> **Short problem**: Retype exactly the lines from the line with "Type out the text in this image." to the end of the data, keeping both boundary lines.

==== Available records ====

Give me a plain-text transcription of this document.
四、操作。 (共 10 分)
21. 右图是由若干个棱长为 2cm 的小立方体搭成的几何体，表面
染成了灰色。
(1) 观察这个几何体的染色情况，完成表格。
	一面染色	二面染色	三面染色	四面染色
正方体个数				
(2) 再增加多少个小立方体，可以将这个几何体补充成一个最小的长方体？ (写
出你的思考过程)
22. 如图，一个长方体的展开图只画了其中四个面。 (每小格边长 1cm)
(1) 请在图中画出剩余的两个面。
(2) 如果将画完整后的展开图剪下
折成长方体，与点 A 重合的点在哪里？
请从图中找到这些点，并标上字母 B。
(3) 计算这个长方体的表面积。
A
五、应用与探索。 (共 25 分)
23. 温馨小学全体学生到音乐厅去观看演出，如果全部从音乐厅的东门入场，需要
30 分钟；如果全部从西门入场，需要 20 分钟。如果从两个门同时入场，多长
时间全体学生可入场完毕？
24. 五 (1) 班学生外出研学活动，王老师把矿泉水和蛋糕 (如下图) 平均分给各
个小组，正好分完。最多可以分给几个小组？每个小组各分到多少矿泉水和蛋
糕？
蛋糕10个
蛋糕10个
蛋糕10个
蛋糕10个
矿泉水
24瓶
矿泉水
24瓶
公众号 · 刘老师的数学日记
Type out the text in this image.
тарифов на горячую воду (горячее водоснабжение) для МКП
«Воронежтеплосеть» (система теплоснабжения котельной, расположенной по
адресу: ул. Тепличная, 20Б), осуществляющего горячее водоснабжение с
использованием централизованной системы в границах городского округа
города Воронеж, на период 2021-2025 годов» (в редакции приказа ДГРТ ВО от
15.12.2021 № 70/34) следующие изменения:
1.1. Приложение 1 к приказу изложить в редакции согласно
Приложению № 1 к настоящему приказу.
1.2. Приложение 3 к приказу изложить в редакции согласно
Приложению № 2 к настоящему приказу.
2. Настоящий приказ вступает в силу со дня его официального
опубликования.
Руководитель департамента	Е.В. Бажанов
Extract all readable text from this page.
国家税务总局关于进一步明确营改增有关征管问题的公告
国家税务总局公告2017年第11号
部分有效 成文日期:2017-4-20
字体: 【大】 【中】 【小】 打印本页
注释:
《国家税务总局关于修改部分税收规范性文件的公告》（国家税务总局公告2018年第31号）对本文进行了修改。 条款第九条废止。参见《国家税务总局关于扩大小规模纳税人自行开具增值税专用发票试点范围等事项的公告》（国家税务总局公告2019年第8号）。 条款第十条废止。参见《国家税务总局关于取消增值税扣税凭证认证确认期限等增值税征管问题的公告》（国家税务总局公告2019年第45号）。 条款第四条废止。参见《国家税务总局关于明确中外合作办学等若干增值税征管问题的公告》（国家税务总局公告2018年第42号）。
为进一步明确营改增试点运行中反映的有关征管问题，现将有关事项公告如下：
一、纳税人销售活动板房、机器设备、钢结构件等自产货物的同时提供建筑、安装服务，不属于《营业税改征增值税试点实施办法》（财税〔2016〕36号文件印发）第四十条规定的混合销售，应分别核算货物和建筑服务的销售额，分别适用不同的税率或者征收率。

====

> **Exercise output**:
Type out the text in this image.
тарифов на горячую воду (горячее водоснабжение) для МКП
«Воронежтеплосеть» (система теплоснабжения котельной, расположенной по
адресу: ул. Тепличная, 20Б), осуществляющего горячее водоснабжение с
использованием централизованной системы в границах городского округа
города Воронеж, на период 2021-2025 годов» (в редакции приказа ДГРТ ВО от
15.12.2021 № 70/34) следующие изменения:
1.1. Приложение 1 к приказу изложить в редакции согласно
Приложению № 1 к настоящему приказу.
1.2. Приложение 3 к приказу изложить в редакции согласно
Приложению № 2 к настоящему приказу.
2. Настоящий приказ вступает в силу со дня его официального
опубликования.
Руководитель департамента	Е.В. Бажанов
Extract all readable text from this page.
国家税务总局关于进一步明确营改增有关征管问题的公告
国家税务总局公告2017年第11号
部分有效 成文日期:2017-4-20
字体: 【大】 【中】 【小】 打印本页
注释:
《国家税务总局关于修改部分税收规范性文件的公告》（国家税务总局公告2018年第31号）对本文进行了修改。 条款第九条废止。参见《国家税务总局关于扩大小规模纳税人自行开具增值税专用发票试点范围等事项的公告》（国家税务总局公告2019年第8号）。 条款第十条废止。参见《国家税务总局关于取消增值税扣税凭证认证确认期限等增值税征管问题的公告》（国家税务总局公告2019年第45号）。 条款第四条废止。参见《国家税务总局关于明确中外合作办学等若干增值税征管问题的公告》（国家税务总局公告2018年第42号）。
为进一步明确营改增试点运行中反映的有关征管问题，现将有关事项公告如下：
一、纳税人销售活动板房、机器设备、钢结构件等自产货物的同时提供建筑、安装服务，不属于《营业税改征增值税试点实施办法》（财税〔2016〕36号文件印发）第四十条规定的混合销售，应分别核算货物和建筑服务的销售额，分别适用不同的税率或者征收率。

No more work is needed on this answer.